— TASK DATA —
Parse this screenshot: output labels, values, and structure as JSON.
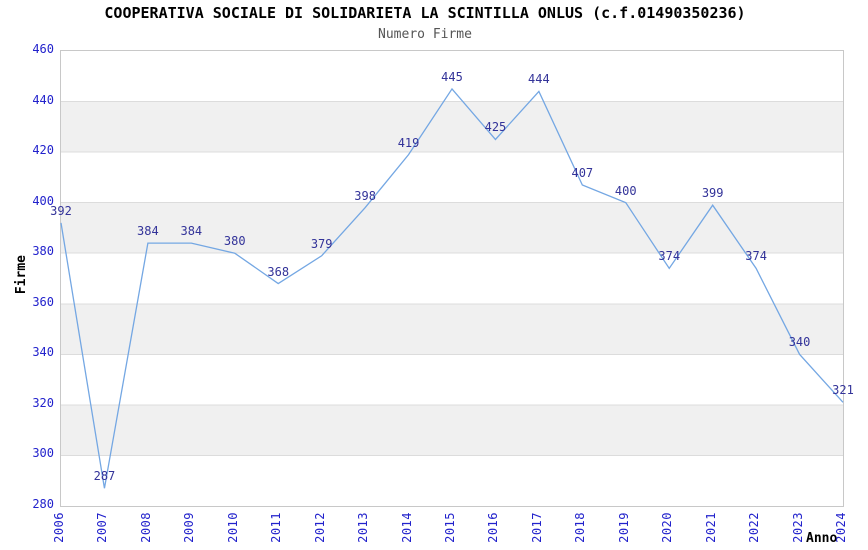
{
  "header": {
    "title": "COOPERATIVA SOCIALE DI SOLIDARIETA LA SCINTILLA ONLUS (c.f.01490350236)",
    "subtitle": "Numero Firme"
  },
  "chart_data": {
    "type": "line",
    "title": "COOPERATIVA SOCIALE DI SOLIDARIETA LA SCINTILLA ONLUS (c.f.01490350236)",
    "subtitle": "Numero Firme",
    "xlabel": "Anno",
    "ylabel": "Firme",
    "x": [
      2006,
      2007,
      2008,
      2009,
      2010,
      2011,
      2012,
      2013,
      2014,
      2015,
      2016,
      2017,
      2018,
      2019,
      2020,
      2021,
      2022,
      2023,
      2024
    ],
    "values": [
      392,
      287,
      384,
      384,
      380,
      368,
      379,
      398,
      419,
      445,
      425,
      444,
      407,
      400,
      374,
      399,
      374,
      340,
      321
    ],
    "ylim": [
      280,
      460
    ],
    "ytick_step": 20,
    "yticks": [
      280,
      300,
      320,
      340,
      360,
      380,
      400,
      420,
      440,
      460
    ],
    "grid": "horizontal-bands",
    "legend_position": "none",
    "colors": {
      "line": "#74a7e3",
      "data_label": "#333399",
      "tick_label": "#2222cc",
      "gridline": "#dcdcdc",
      "band": "#f0f0f0",
      "title": "#000000",
      "subtitle": "#555555"
    }
  }
}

— GIVEN PROBLEM —
Return each line where "Numero" shows up.

— RESULT FOR THIS EXERCISE —
    "subtitle": "Numero Firme"
    "subtitle": "Numero Firme",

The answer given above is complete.